**Job:**
Pull each line containing "něco" out of the data and copy it.

______

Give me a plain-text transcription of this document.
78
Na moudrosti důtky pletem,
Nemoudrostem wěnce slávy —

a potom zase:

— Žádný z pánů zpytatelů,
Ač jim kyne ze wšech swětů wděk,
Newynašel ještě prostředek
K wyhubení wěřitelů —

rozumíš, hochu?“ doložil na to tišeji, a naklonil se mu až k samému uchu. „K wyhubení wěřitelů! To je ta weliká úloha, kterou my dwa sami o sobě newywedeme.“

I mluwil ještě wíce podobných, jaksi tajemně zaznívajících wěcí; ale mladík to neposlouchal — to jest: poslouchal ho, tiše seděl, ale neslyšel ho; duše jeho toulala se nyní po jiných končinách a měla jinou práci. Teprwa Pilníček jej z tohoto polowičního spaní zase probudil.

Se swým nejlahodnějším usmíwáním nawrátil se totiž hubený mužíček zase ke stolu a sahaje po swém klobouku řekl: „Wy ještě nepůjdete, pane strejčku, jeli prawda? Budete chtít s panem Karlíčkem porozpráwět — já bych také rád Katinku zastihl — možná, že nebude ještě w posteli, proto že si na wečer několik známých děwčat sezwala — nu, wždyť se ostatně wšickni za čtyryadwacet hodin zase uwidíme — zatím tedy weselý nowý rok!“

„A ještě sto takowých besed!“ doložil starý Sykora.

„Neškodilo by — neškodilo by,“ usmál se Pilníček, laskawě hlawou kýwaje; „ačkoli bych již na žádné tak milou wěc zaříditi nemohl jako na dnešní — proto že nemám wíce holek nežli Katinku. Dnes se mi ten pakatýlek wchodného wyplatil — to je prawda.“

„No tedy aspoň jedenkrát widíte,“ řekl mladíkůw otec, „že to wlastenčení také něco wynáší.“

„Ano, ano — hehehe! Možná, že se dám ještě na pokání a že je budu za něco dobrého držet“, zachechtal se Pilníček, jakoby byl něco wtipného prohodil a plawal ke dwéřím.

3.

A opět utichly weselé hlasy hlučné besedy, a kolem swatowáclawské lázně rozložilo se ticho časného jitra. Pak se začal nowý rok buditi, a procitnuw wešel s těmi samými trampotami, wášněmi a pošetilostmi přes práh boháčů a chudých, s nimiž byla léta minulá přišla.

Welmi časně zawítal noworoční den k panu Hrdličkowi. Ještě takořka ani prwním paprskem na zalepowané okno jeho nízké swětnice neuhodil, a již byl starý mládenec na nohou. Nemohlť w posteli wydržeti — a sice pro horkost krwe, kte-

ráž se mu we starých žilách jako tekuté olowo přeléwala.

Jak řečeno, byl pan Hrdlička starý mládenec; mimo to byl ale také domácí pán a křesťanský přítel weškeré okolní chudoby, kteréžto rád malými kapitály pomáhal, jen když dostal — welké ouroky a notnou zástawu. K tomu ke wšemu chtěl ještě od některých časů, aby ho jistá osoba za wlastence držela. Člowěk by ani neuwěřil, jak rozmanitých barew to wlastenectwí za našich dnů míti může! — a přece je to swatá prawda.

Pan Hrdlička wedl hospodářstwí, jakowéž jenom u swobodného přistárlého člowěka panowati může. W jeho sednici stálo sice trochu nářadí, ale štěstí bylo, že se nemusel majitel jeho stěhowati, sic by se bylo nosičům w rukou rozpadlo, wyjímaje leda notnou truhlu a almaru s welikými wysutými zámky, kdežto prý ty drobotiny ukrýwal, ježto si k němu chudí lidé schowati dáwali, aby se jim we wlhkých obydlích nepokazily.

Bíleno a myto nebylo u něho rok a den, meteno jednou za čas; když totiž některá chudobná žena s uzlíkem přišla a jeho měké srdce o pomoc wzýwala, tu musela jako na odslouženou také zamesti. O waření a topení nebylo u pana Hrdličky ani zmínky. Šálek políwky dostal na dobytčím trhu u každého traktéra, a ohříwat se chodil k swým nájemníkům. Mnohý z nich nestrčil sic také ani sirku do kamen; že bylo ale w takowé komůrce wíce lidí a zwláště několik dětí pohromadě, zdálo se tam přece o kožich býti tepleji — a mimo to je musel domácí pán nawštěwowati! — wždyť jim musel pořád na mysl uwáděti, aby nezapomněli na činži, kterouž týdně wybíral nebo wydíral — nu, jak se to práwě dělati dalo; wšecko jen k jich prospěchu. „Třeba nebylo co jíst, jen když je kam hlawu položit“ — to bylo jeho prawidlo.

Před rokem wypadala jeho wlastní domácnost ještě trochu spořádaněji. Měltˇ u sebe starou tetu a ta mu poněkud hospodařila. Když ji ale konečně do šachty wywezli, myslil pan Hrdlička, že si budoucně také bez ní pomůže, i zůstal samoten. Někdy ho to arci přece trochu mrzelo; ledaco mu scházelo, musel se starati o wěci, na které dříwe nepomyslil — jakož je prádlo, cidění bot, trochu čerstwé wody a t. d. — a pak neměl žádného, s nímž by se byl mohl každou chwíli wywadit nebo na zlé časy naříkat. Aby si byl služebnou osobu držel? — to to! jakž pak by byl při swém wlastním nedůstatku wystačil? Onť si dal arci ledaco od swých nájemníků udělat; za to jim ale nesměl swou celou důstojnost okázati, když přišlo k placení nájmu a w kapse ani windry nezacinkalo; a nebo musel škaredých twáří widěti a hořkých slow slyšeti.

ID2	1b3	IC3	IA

______

**The answer:**
„No tedy aspoň jedenkrát widíte,“ řekl mladíkůw otec, „že to wlastenčení také něco wynáší.“
„Ano, ano — hehehe! Možná, že se dám ještě na pokání a že je budu za něco dobrého držet“, zachechtal se Pilníček, jakoby byl něco wtipného prohodil a plawal ke dwéřím.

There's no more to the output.